- Required task -
Retype all of the data exactly as given.

# Excerpted records start

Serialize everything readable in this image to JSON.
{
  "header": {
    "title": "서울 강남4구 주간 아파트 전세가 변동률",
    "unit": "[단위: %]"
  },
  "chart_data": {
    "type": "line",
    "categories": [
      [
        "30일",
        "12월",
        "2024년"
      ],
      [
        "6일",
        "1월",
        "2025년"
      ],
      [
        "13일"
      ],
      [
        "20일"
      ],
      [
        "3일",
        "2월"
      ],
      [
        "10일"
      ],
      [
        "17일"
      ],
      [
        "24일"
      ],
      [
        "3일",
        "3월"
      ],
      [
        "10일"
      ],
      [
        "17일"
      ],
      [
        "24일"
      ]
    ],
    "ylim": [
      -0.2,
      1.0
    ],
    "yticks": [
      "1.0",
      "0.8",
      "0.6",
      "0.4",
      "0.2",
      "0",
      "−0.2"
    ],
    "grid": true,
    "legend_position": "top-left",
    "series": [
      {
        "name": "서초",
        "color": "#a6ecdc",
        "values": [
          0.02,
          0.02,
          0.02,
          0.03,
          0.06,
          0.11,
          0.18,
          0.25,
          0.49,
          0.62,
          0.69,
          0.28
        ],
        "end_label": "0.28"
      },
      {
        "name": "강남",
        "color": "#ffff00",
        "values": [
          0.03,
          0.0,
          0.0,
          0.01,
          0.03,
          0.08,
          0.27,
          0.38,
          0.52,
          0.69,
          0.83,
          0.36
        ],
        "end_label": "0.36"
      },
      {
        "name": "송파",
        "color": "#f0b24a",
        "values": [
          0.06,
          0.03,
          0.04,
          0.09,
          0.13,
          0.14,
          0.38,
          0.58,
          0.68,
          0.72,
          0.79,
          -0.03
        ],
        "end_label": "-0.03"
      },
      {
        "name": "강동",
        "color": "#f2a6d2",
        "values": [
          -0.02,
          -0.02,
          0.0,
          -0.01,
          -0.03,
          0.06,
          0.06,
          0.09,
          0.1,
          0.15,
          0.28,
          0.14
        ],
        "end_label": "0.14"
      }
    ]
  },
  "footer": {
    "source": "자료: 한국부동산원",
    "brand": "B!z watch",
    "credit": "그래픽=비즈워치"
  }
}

# Excerpted records end

- Solution to this exercise -
Serialize everything readable in this image to JSON.
{
  "header": {
    "title": "서울 강남4구 주간 아파트 전세가 변동률",
    "unit": "[단위: %]"
  },
  "chart_data": {
    "type": "line",
    "categories": [
      [
        "30일",
        "12월",
        "2024년"
      ],
      [
        "6일",
        "1월",
        "2025년"
      ],
      [
        "13일"
      ],
      [
        "20일"
      ],
      [
        "3일",
        "2월"
      ],
      [
        "10일"
      ],
      [
        "17일"
      ],
      [
        "24일"
      ],
      [
        "3일",
        "3월"
      ],
      [
        "10일"
      ],
      [
        "17일"
      ],
      [
        "24일"
      ]
    ],
    "ylim": [
      -0.2,
      1.0
    ],
    "yticks": [
      "1.0",
      "0.8",
      "0.6",
      "0.4",
      "0.2",
      "0",
      "−0.2"
    ],
    "grid": true,
    "legend_position": "top-left",
    "series": [
      {
        "name": "서초",
        "color": "#a6ecdc",
        "values": [
          0.02,
          0.02,
          0.02,
          0.03,
          0.06,
          0.11,
          0.18,
          0.25,
          0.49,
          0.62,
          0.69,
          0.28
        ],
        "end_label": "0.28"
      },
      {
        "name": "강남",
        "color": "#ffff00",
        "values": [
          0.03,
          0.0,
          0.0,
          0.01,
          0.03,
          0.08,
          0.27,
          0.38,
          0.52,
          0.69,
          0.83,
          0.36
        ],
        "end_label": "0.36"
      },
      {
        "name": "송파",
        "color": "#f0b24a",
        "values": [
          0.06,
          0.03,
          0.04,
          0.09,
          0.13,
          0.14,
          0.38,
          0.58,
          0.68,
          0.72,
          0.79,
          -0.03
        ],
        "end_label": "-0.03"
      },
      {
        "name": "강동",
        "color": "#f2a6d2",
        "values": [
          -0.02,
          -0.02,
          0.0,
          -0.01,
          -0.03,
          0.06,
          0.06,
          0.09,
          0.1,
          0.15,
          0.28,
          0.14
        ],
        "end_label": "0.14"
      }
    ]
  },
  "footer": {
    "source": "자료: 한국부동산원",
    "brand": "B!z watch",
    "credit": "그래픽=비즈워치"
  }
}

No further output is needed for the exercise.